■ REQUEST: Look through the listing for the word "right". Copy each line that has it.

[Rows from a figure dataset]
*****

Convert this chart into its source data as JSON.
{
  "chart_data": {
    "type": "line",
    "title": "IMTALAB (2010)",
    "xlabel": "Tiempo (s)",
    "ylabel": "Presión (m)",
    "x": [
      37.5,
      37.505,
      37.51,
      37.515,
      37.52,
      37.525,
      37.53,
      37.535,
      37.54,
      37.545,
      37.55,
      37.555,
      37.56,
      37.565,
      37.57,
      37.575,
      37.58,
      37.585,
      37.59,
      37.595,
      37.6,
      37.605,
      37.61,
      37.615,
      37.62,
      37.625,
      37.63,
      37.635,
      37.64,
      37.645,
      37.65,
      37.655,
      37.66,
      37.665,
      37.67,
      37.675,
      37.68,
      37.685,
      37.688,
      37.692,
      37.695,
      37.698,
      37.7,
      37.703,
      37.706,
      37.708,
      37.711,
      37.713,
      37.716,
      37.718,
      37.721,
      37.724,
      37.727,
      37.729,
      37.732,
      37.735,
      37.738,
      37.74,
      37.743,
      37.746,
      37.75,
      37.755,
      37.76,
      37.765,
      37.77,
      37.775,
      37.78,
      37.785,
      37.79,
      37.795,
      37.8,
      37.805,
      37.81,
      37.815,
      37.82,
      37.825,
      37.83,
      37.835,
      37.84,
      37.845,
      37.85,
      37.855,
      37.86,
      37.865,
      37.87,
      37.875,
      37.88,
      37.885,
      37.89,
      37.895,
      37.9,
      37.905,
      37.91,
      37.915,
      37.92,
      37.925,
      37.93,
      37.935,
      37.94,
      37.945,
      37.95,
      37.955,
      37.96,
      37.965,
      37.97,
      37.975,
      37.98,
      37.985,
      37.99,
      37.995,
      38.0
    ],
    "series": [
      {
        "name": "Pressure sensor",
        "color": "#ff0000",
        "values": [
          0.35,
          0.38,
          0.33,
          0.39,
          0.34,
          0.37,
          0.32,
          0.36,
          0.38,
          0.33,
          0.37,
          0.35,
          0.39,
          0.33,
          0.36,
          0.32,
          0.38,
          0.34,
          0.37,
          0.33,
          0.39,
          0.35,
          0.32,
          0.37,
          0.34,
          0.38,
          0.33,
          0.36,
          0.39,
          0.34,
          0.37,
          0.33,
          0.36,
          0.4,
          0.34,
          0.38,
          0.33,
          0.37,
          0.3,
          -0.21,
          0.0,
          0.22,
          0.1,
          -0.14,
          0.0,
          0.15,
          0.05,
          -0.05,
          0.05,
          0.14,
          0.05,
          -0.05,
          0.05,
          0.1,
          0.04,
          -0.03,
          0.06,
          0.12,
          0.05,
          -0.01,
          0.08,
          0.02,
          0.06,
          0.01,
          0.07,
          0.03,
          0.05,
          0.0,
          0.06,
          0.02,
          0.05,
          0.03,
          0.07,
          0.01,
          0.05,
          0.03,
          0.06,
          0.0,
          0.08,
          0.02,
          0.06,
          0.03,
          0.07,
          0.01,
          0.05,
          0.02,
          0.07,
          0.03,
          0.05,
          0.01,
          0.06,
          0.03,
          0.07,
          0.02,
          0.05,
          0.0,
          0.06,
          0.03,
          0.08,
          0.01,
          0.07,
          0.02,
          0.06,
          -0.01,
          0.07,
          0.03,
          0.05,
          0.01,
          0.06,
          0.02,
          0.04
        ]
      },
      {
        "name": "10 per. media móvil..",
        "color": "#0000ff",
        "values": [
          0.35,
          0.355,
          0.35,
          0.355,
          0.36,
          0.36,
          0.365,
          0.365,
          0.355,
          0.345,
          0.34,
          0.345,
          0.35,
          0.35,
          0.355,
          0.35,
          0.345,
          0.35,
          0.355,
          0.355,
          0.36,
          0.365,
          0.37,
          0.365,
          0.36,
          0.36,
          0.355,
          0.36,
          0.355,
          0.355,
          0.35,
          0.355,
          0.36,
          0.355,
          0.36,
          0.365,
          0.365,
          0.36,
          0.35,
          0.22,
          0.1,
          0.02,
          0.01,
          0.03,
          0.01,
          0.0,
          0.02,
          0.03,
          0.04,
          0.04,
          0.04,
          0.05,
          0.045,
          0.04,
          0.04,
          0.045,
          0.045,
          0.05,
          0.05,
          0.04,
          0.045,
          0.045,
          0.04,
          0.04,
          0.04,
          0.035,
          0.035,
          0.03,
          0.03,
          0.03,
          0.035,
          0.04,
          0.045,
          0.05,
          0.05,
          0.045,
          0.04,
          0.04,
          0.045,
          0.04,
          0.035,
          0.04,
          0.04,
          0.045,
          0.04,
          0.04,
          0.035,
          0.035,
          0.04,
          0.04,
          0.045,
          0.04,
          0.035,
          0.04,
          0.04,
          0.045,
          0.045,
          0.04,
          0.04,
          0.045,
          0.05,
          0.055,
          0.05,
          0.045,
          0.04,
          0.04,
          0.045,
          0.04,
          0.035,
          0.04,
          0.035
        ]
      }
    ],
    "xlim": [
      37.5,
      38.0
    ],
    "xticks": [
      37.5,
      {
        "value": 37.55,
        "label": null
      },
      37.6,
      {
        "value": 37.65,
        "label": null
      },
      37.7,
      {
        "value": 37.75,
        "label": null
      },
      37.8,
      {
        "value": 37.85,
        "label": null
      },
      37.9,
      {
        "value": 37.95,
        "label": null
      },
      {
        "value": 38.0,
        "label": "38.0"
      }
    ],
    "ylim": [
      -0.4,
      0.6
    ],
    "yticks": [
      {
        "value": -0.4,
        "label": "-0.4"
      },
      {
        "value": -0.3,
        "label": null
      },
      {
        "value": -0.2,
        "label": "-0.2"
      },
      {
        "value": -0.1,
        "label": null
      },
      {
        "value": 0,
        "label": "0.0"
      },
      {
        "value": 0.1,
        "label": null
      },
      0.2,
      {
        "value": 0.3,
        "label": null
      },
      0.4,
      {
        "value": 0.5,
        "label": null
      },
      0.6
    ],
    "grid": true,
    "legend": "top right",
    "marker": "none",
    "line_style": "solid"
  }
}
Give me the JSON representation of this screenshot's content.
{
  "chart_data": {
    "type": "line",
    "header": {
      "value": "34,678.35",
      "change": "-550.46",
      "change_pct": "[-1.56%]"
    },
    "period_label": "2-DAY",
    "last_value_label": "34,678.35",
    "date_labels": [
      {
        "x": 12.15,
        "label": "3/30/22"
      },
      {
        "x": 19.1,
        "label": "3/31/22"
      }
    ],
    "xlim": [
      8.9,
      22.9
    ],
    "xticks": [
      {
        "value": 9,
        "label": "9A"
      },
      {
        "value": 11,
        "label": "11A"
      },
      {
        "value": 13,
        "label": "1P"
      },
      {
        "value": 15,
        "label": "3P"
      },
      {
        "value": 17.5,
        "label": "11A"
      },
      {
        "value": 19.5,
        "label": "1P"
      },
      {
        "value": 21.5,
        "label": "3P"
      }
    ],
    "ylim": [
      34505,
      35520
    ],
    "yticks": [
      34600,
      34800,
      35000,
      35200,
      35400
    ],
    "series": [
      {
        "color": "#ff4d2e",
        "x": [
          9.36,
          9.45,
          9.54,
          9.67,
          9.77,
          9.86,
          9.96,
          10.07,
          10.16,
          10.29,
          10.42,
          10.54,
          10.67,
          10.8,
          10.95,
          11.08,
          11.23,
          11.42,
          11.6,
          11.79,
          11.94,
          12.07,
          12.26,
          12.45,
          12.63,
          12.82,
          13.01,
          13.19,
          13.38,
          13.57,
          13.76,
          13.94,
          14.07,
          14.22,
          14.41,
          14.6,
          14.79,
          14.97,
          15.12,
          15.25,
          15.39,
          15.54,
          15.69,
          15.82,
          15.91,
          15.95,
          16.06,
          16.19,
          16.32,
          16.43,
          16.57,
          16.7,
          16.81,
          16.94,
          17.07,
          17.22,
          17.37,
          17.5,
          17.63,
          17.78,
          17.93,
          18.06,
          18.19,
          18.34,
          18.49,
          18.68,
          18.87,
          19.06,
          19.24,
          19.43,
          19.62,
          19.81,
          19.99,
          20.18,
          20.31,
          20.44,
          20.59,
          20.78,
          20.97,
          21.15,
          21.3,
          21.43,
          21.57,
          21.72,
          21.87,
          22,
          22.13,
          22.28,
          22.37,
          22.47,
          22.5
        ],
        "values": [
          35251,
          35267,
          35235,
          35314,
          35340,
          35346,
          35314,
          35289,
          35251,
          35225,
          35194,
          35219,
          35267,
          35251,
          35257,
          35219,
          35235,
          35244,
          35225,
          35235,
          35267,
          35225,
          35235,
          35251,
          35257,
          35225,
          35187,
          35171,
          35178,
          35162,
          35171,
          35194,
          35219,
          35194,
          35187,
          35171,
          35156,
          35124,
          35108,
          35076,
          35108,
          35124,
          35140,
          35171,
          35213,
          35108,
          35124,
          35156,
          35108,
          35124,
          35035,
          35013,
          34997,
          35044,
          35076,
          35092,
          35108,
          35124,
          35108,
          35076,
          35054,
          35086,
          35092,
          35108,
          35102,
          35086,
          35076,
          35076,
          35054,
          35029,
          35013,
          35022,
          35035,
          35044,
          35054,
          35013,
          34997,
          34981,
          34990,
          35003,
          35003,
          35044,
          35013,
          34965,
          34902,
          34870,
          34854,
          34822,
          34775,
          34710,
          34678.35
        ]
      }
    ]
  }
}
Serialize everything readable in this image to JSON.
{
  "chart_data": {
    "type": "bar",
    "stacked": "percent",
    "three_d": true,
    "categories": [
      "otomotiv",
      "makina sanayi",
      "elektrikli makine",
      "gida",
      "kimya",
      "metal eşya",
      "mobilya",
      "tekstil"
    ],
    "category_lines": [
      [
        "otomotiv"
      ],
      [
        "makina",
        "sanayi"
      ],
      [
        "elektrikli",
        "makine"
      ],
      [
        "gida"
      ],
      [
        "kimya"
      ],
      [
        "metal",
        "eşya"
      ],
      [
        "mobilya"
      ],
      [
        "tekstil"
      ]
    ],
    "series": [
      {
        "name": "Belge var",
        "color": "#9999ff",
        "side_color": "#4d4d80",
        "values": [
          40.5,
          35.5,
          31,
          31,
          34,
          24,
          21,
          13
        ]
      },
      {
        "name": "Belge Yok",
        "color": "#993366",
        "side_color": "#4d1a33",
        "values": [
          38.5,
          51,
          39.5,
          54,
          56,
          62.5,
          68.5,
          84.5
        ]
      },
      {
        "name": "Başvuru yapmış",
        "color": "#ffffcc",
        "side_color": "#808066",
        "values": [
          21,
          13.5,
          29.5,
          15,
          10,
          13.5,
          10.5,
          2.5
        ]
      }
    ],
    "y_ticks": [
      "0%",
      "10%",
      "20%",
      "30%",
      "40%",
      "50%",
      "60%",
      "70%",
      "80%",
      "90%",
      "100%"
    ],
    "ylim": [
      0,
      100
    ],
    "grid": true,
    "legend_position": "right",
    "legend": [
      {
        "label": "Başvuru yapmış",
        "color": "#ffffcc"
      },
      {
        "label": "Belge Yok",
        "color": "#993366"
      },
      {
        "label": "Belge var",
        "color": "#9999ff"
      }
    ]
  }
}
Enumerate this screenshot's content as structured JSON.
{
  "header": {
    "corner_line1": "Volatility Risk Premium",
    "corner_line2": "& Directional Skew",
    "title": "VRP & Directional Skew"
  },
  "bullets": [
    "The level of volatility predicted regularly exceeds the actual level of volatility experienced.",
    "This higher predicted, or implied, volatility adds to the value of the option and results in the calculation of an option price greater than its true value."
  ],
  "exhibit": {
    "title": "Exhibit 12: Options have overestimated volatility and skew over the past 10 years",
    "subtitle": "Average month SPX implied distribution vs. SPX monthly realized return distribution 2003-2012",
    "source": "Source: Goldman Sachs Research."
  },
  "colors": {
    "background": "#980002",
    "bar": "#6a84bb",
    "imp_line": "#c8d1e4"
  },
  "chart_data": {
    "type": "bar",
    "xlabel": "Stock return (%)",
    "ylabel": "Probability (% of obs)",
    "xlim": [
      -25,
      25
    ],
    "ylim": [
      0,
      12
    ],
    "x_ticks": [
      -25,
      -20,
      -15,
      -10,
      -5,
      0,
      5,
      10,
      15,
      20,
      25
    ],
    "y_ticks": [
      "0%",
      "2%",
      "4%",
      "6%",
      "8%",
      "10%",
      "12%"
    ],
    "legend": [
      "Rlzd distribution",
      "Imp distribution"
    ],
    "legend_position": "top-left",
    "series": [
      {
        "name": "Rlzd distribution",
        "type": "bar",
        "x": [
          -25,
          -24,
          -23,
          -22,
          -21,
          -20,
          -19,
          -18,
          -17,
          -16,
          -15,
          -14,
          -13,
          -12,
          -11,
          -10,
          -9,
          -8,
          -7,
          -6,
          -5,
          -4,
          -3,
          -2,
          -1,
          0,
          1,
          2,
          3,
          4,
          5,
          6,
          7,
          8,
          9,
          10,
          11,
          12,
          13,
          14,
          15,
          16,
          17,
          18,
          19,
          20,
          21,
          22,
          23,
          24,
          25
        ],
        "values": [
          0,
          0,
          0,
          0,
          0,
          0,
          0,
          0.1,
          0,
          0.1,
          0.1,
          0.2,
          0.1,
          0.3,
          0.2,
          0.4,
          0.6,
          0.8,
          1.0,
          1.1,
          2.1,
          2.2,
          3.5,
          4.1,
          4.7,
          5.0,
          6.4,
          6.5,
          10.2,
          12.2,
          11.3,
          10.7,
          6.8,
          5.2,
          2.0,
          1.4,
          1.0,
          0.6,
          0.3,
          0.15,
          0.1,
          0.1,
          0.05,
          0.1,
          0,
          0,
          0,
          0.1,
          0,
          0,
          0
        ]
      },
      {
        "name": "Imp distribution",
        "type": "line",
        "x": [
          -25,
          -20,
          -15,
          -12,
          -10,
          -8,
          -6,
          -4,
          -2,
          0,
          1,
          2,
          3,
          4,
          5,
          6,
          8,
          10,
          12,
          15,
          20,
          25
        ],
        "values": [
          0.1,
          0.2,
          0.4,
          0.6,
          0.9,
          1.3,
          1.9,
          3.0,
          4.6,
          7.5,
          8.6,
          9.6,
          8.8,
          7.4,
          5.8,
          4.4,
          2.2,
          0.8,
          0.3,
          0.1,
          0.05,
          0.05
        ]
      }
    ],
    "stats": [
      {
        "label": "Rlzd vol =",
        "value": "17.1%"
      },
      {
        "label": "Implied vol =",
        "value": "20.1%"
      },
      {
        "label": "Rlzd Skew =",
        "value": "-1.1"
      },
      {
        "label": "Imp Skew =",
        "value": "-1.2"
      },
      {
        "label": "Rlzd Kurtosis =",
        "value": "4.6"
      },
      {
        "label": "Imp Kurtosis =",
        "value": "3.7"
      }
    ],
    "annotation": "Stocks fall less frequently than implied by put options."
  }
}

*****

■ ANSWER TO THIS PROBLEM:
    "legend": "top right",
    "legend_position": "right",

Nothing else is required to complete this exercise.